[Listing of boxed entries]
******

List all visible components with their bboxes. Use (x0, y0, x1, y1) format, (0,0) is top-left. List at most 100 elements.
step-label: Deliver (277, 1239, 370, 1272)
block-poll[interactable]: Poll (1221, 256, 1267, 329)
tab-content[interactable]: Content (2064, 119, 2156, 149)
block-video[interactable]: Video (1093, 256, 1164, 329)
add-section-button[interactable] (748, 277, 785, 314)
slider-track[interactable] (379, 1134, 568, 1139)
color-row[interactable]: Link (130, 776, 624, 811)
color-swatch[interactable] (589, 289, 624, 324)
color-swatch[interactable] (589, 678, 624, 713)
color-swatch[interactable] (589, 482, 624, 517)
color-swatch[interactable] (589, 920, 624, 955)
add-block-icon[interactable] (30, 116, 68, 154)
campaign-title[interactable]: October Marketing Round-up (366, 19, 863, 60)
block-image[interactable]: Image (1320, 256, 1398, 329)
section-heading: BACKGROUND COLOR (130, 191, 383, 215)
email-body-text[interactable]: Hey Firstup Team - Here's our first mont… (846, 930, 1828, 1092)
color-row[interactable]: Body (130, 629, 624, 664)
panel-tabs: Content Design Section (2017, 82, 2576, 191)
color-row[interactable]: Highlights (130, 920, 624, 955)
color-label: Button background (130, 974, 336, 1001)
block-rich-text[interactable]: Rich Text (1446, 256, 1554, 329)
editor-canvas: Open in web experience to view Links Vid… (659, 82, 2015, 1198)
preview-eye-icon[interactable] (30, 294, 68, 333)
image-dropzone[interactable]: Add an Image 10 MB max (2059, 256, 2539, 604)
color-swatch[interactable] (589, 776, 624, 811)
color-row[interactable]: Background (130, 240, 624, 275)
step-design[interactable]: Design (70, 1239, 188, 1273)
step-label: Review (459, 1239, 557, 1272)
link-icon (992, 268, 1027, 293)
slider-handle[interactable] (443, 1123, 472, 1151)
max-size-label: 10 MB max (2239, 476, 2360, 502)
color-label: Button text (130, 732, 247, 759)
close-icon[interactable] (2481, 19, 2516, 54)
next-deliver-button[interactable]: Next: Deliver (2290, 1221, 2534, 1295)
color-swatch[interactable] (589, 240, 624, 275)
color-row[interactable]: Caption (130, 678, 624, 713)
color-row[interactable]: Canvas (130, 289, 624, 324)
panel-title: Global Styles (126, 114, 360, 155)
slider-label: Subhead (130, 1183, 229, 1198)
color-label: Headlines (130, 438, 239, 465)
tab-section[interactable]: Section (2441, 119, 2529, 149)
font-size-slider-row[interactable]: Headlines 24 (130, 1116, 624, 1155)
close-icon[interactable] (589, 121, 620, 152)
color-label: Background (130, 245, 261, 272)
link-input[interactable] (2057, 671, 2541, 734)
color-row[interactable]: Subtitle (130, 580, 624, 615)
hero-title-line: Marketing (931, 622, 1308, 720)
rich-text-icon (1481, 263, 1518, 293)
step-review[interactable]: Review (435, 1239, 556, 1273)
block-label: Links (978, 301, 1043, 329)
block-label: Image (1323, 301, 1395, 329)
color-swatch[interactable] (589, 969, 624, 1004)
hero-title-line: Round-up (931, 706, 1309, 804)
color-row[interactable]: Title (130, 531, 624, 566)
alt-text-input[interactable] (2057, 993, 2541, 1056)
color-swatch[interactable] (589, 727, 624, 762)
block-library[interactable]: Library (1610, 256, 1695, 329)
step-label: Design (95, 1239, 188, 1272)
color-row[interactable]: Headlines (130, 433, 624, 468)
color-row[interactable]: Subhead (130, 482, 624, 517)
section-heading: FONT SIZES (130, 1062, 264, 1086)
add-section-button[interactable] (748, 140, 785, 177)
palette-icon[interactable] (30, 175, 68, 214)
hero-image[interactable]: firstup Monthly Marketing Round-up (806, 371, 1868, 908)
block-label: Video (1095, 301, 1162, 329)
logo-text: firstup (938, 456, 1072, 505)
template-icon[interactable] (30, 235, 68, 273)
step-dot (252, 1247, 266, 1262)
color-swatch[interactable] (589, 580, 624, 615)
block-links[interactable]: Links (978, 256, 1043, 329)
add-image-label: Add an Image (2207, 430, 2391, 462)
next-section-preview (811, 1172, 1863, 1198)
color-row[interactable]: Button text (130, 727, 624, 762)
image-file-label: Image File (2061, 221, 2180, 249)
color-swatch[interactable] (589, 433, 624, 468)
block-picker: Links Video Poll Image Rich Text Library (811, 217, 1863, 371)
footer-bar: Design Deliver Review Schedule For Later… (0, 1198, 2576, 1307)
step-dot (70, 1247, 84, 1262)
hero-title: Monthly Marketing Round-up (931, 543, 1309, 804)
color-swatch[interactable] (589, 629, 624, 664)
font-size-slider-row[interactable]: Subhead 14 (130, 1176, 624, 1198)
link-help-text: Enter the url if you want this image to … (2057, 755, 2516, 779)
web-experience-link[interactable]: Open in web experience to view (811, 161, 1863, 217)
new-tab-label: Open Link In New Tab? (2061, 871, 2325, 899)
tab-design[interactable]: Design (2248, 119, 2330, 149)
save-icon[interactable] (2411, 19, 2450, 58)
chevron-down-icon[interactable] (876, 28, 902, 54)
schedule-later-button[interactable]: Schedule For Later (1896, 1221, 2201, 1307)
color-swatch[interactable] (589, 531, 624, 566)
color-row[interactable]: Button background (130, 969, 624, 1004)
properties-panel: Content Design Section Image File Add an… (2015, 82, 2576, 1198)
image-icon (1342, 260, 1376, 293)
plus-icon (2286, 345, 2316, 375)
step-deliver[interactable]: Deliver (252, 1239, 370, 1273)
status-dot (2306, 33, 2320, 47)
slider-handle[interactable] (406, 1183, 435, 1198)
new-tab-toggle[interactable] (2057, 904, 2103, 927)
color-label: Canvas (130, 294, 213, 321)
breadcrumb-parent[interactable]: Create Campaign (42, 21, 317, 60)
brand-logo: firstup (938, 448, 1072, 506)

******

REQUIREMENT | Can you reproduce the listing above line for line, leaving every character unchanged?

FINAL RESULT |
List all visible components with their bboxes. Use (x0, y0, x1, y1) format, (0,0) is top-left. List at most 100 elements.
step-label: Deliver (277, 1239, 370, 1272)
block-poll[interactable]: Poll (1221, 256, 1267, 329)
tab-content[interactable]: Content (2064, 119, 2156, 149)
block-video[interactable]: Video (1093, 256, 1164, 329)
add-section-button[interactable] (748, 277, 785, 314)
slider-track[interactable] (379, 1134, 568, 1139)
color-row[interactable]: Link (130, 776, 624, 811)
color-swatch[interactable] (589, 289, 624, 324)
color-swatch[interactable] (589, 678, 624, 713)
color-swatch[interactable] (589, 482, 624, 517)
color-swatch[interactable] (589, 920, 624, 955)
add-block-icon[interactable] (30, 116, 68, 154)
campaign-title[interactable]: October Marketing Round-up (366, 19, 863, 60)
block-image[interactable]: Image (1320, 256, 1398, 329)
section-heading: BACKGROUND COLOR (130, 191, 383, 215)
email-body-text[interactable]: Hey Firstup Team - Here's our first mont… (846, 930, 1828, 1092)
color-row[interactable]: Body (130, 629, 624, 664)
panel-tabs: Content Design Section (2017, 82, 2576, 191)
color-row[interactable]: Highlights (130, 920, 624, 955)
color-label: Button background (130, 974, 336, 1001)
block-rich-text[interactable]: Rich Text (1446, 256, 1554, 329)
editor-canvas: Open in web experience to view Links Vid… (659, 82, 2015, 1198)
preview-eye-icon[interactable] (30, 294, 68, 333)
image-dropzone[interactable]: Add an Image 10 MB max (2059, 256, 2539, 604)
color-swatch[interactable] (589, 776, 624, 811)
color-row[interactable]: Background (130, 240, 624, 275)
step-design[interactable]: Design (70, 1239, 188, 1273)
step-label: Review (459, 1239, 557, 1272)
link-icon (992, 268, 1027, 293)
slider-handle[interactable] (443, 1123, 472, 1151)
max-size-label: 10 MB max (2239, 476, 2360, 502)
color-label: Button text (130, 732, 247, 759)
close-icon[interactable] (2481, 19, 2516, 54)
next-deliver-button[interactable]: Next: Deliver (2290, 1221, 2534, 1295)
color-swatch[interactable] (589, 240, 624, 275)
color-row[interactable]: Caption (130, 678, 624, 713)
color-row[interactable]: Canvas (130, 289, 624, 324)
panel-title: Global Styles (126, 114, 360, 155)
slider-label: Subhead (130, 1183, 229, 1198)
color-label: Headlines (130, 438, 239, 465)
tab-section[interactable]: Section (2441, 119, 2529, 149)
font-size-slider-row[interactable]: Headlines 24 (130, 1116, 624, 1155)
close-icon[interactable] (589, 121, 620, 152)
color-label: Background (130, 245, 261, 272)
link-input[interactable] (2057, 671, 2541, 734)
color-row[interactable]: Subtitle (130, 580, 624, 615)
hero-title-line: Marketing (931, 622, 1308, 720)
rich-text-icon (1481, 263, 1518, 293)
step-review[interactable]: Review (435, 1239, 556, 1273)
block-label: Links (978, 301, 1043, 329)
block-label: Image (1323, 301, 1395, 329)
color-swatch[interactable] (589, 969, 624, 1004)
hero-title-line: Round-up (931, 706, 1309, 804)
color-row[interactable]: Title (130, 531, 624, 566)
alt-text-input[interactable] (2057, 993, 2541, 1056)
color-swatch[interactable] (589, 727, 624, 762)
block-library[interactable]: Library (1610, 256, 1695, 329)
step-label: Design (95, 1239, 188, 1272)
color-row[interactable]: Headlines (130, 433, 624, 468)
color-row[interactable]: Subhead (130, 482, 624, 517)
section-heading: FONT SIZES (130, 1062, 264, 1086)
add-section-button[interactable] (748, 140, 785, 177)
palette-icon[interactable] (30, 175, 68, 214)
hero-image[interactable]: firstup Monthly Marketing Round-up (806, 371, 1868, 908)
block-label: Video (1095, 301, 1162, 329)
logo-text: firstup (938, 456, 1072, 505)
template-icon[interactable] (30, 235, 68, 273)
step-dot (252, 1247, 266, 1262)
color-swatch[interactable] (589, 580, 624, 615)
block-links[interactable]: Links (978, 256, 1043, 329)
add-image-label: Add an Image (2207, 430, 2391, 462)
next-section-preview (811, 1172, 1863, 1198)
color-row[interactable]: Button text (130, 727, 624, 762)
image-file-label: Image File (2061, 221, 2180, 249)
color-swatch[interactable] (589, 433, 624, 468)
block-picker: Links Video Poll Image Rich Text Library (811, 217, 1863, 371)
footer-bar: Design Deliver Review Schedule For Later… (0, 1198, 2576, 1307)
step-dot (70, 1247, 84, 1262)
hero-title: Monthly Marketing Round-up (931, 543, 1309, 804)
color-swatch[interactable] (589, 629, 624, 664)
font-size-slider-row[interactable]: Subhead 14 (130, 1176, 624, 1198)
link-help-text: Enter the url if you want this image to … (2057, 755, 2516, 779)
web-experience-link[interactable]: Open in web experience to view (811, 161, 1863, 217)
new-tab-label: Open Link In New Tab? (2061, 871, 2325, 899)
tab-design[interactable]: Design (2248, 119, 2330, 149)
save-icon[interactable] (2411, 19, 2450, 58)
chevron-down-icon[interactable] (876, 28, 902, 54)
schedule-later-button[interactable]: Schedule For Later (1896, 1221, 2201, 1307)
color-swatch[interactable] (589, 531, 624, 566)
color-row[interactable]: Button background (130, 969, 624, 1004)
properties-panel: Content Design Section Image File Add an… (2015, 82, 2576, 1198)
image-icon (1342, 260, 1376, 293)
plus-icon (2286, 345, 2316, 375)
step-deliver[interactable]: Deliver (252, 1239, 370, 1273)
status-dot (2306, 33, 2320, 47)
slider-handle[interactable] (406, 1183, 435, 1198)
new-tab-toggle[interactable] (2057, 904, 2103, 927)
color-label: Canvas (130, 294, 213, 321)
breadcrumb-parent[interactable]: Create Campaign (42, 21, 317, 60)
brand-logo: firstup (938, 448, 1072, 506)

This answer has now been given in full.